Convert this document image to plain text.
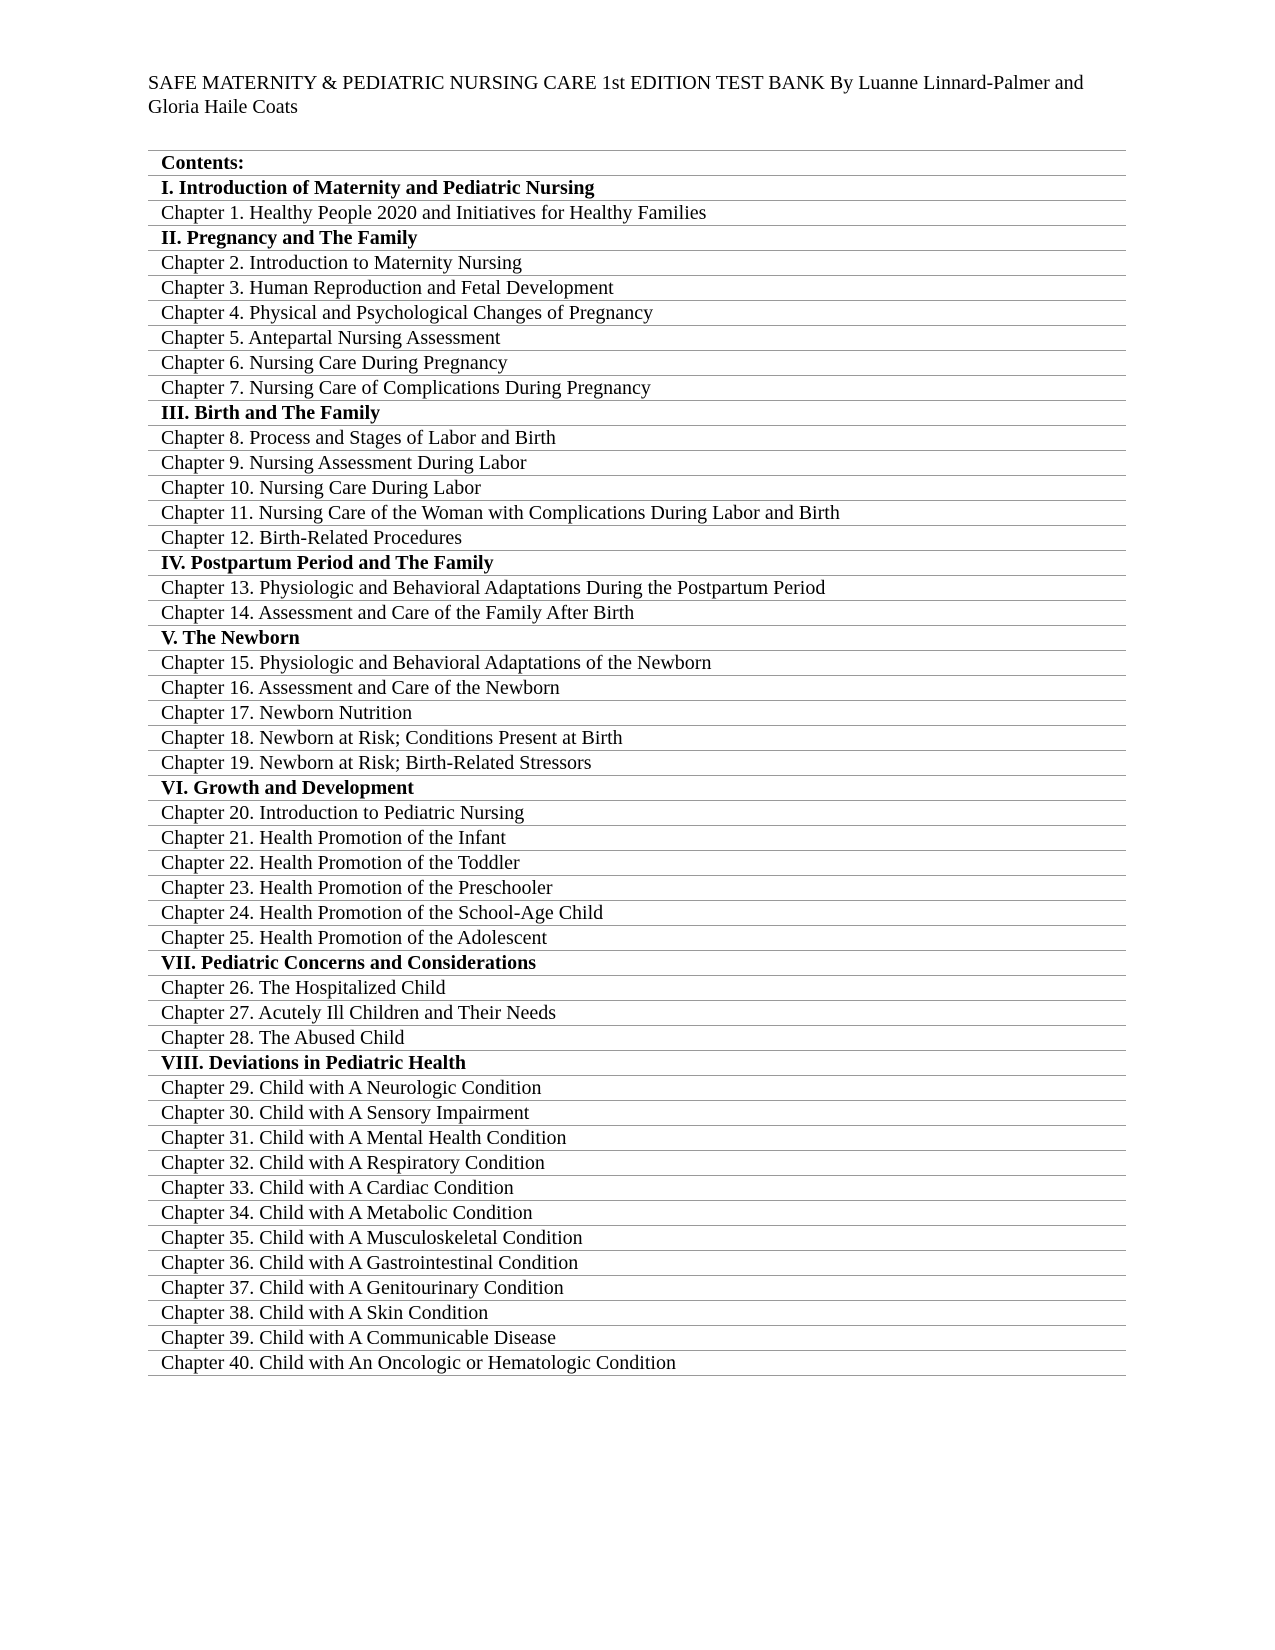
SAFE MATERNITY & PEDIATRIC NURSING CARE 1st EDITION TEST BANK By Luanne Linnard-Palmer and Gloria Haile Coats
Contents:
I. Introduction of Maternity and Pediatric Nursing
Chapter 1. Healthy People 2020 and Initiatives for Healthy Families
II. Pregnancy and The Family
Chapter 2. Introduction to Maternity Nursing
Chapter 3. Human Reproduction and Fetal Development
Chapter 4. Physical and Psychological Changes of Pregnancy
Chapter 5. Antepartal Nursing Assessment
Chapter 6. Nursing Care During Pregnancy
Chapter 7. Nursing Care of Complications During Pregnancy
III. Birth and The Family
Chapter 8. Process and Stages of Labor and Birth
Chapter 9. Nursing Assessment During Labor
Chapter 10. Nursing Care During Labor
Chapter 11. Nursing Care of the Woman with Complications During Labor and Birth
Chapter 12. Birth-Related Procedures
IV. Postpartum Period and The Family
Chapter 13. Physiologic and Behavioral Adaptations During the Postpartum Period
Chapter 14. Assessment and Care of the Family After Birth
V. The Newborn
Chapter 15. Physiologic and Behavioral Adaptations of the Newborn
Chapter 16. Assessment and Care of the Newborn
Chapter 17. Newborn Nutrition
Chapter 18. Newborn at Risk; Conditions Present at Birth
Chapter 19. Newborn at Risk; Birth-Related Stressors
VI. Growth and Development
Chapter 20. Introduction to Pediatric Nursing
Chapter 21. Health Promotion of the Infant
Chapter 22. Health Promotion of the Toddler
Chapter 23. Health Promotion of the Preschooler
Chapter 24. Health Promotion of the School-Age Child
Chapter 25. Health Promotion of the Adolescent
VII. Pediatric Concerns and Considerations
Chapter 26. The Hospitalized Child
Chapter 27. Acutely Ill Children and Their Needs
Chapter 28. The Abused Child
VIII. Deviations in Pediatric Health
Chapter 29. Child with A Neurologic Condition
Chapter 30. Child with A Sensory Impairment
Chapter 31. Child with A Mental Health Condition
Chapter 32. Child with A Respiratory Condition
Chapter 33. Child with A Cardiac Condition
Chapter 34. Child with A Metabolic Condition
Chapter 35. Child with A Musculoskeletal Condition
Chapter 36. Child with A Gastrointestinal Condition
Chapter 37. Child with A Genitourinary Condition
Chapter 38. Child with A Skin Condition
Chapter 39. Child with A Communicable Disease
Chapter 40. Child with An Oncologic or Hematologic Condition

****

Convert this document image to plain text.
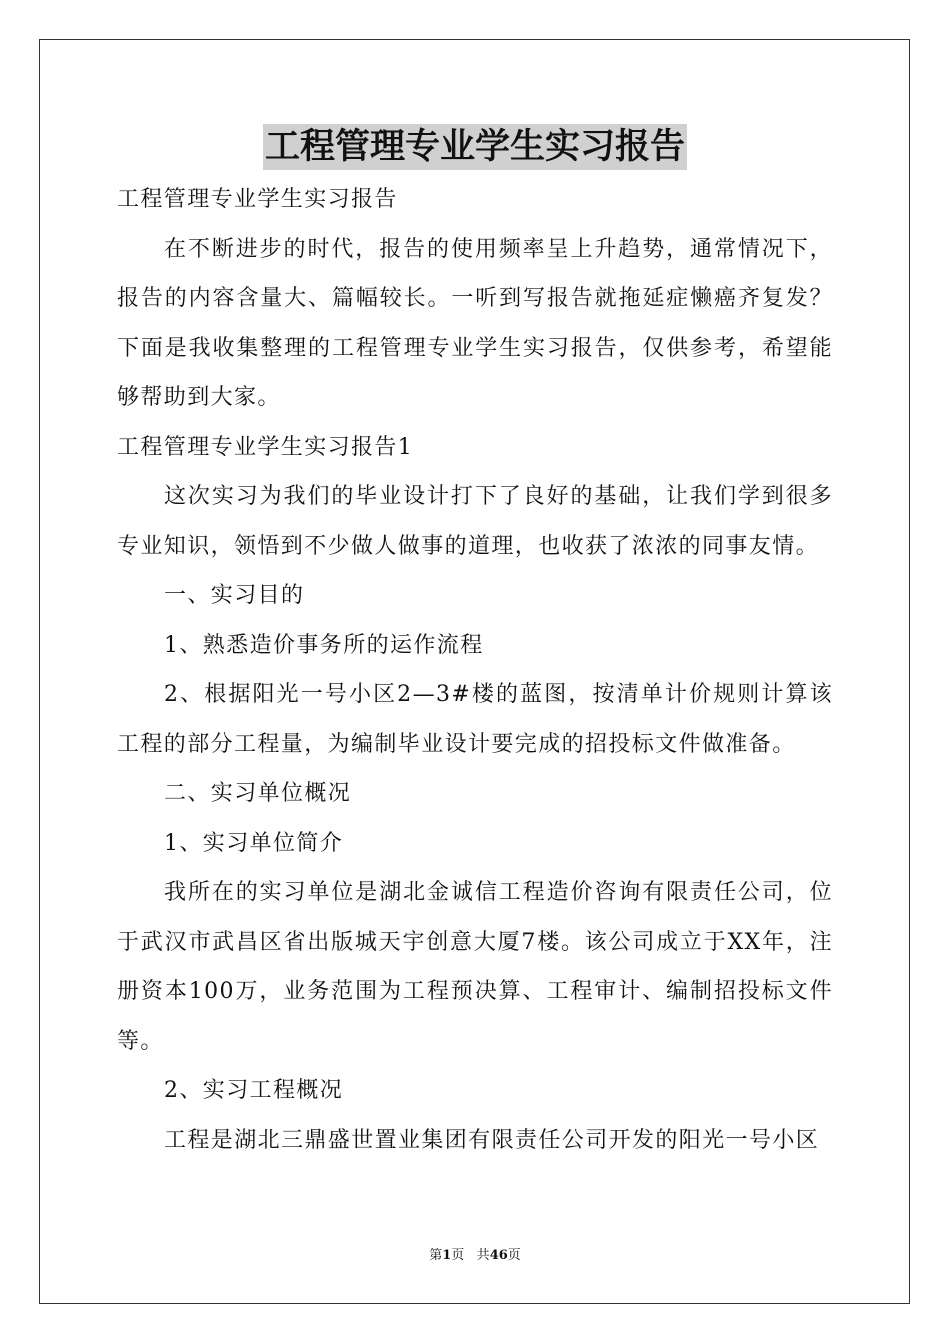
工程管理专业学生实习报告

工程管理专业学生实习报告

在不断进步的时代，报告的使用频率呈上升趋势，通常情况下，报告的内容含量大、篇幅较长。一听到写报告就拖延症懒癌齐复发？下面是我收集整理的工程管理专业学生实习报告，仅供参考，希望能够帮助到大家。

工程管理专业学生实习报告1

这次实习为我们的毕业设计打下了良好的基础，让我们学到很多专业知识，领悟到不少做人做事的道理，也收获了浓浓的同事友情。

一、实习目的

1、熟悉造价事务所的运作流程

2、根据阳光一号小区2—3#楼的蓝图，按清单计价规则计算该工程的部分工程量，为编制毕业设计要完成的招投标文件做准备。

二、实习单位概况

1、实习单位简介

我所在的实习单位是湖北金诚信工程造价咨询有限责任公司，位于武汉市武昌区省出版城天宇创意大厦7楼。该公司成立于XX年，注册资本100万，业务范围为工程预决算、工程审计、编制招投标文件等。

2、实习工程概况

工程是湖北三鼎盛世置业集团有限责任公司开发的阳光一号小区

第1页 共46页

****

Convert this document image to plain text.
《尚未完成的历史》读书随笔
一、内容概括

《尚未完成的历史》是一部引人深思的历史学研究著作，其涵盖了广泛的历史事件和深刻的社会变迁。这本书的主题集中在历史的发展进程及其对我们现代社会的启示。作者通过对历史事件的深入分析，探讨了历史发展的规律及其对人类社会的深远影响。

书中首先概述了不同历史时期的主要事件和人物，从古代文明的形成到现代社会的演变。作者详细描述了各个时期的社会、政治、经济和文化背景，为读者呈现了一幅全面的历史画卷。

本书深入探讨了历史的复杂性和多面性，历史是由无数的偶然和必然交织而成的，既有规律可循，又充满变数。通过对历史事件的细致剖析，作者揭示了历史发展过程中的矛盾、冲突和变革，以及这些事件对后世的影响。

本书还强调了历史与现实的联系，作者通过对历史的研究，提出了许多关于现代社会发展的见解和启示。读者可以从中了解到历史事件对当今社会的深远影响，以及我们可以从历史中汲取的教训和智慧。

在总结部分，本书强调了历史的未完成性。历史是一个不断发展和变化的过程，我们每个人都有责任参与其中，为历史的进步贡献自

****

**Problem requirements**. Track down every line holding the string "Physiologic" and copy it.

**Exercise answer**.
Chapter 13. Physiologic and Behavioral Adaptations During the Postpartum Period
Chapter 15. Physiologic and Behavioral Adaptations of the Newborn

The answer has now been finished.